**TASK GOAL:** Provide an exact transcription of all the records.

=======

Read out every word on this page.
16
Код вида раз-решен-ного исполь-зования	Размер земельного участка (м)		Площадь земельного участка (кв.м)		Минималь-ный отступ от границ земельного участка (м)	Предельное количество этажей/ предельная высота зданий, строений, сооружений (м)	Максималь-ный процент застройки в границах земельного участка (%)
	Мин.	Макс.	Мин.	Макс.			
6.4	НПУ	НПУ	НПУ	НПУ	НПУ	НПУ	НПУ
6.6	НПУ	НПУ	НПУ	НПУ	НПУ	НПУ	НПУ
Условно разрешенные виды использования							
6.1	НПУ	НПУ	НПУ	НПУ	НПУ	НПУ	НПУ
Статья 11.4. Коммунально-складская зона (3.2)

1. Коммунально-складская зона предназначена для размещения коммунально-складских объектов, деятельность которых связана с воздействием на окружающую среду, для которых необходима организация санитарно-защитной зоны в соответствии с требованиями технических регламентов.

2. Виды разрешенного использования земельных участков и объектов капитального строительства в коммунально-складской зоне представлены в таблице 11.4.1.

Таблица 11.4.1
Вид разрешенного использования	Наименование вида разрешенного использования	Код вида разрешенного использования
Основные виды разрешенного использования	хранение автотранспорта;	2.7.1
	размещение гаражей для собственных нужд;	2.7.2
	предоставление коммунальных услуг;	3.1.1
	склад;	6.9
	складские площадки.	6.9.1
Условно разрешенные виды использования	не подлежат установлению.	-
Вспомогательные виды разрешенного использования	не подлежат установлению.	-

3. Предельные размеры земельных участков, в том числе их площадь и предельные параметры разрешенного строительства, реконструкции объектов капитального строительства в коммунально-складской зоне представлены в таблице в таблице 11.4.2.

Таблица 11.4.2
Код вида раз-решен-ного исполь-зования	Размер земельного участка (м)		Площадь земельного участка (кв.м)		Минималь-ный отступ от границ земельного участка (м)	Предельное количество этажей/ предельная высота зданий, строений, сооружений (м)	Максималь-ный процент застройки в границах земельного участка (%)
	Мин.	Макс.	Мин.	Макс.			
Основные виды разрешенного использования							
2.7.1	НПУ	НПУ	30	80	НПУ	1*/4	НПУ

=======

**FULL OUTPUT:**
Read out every word on this page.
16
Код вида раз-решен-ного исполь-зования	Размер земельного участка (м)		Площадь земельного участка (кв.м)		Минималь-ный отступ от границ земельного участка (м)	Предельное количество этажей/ предельная высота зданий, строений, сооружений (м)	Максималь-ный процент застройки в границах земельного участка (%)
	Мин.	Макс.	Мин.	Макс.			
6.4	НПУ	НПУ	НПУ	НПУ	НПУ	НПУ	НПУ
6.6	НПУ	НПУ	НПУ	НПУ	НПУ	НПУ	НПУ
Условно разрешенные виды использования							
6.1	НПУ	НПУ	НПУ	НПУ	НПУ	НПУ	НПУ
Статья 11.4. Коммунально-складская зона (3.2)

1. Коммунально-складская зона предназначена для размещения коммунально-складских объектов, деятельность которых связана с воздействием на окружающую среду, для которых необходима организация санитарно-защитной зоны в соответствии с требованиями технических регламентов.

2. Виды разрешенного использования земельных участков и объектов капитального строительства в коммунально-складской зоне представлены в таблице 11.4.1.

Таблица 11.4.1
Вид разрешенного использования	Наименование вида разрешенного использования	Код вида разрешенного использования
Основные виды разрешенного использования	хранение автотранспорта;	2.7.1
	размещение гаражей для собственных нужд;	2.7.2
	предоставление коммунальных услуг;	3.1.1
	склад;	6.9
	складские площадки.	6.9.1
Условно разрешенные виды использования	не подлежат установлению.	-
Вспомогательные виды разрешенного использования	не подлежат установлению.	-

3. Предельные размеры земельных участков, в том числе их площадь и предельные параметры разрешенного строительства, реконструкции объектов капитального строительства в коммунально-складской зоне представлены в таблице в таблице 11.4.2.

Таблица 11.4.2
Код вида раз-решен-ного исполь-зования	Размер земельного участка (м)		Площадь земельного участка (кв.м)		Минималь-ный отступ от границ земельного участка (м)	Предельное количество этажей/ предельная высота зданий, строений, сооружений (м)	Максималь-ный процент застройки в границах земельного участка (%)
	Мин.	Макс.	Мин.	Макс.			
Основные виды разрешенного использования							
2.7.1	НПУ	НПУ	30	80	НПУ	1*/4	НПУ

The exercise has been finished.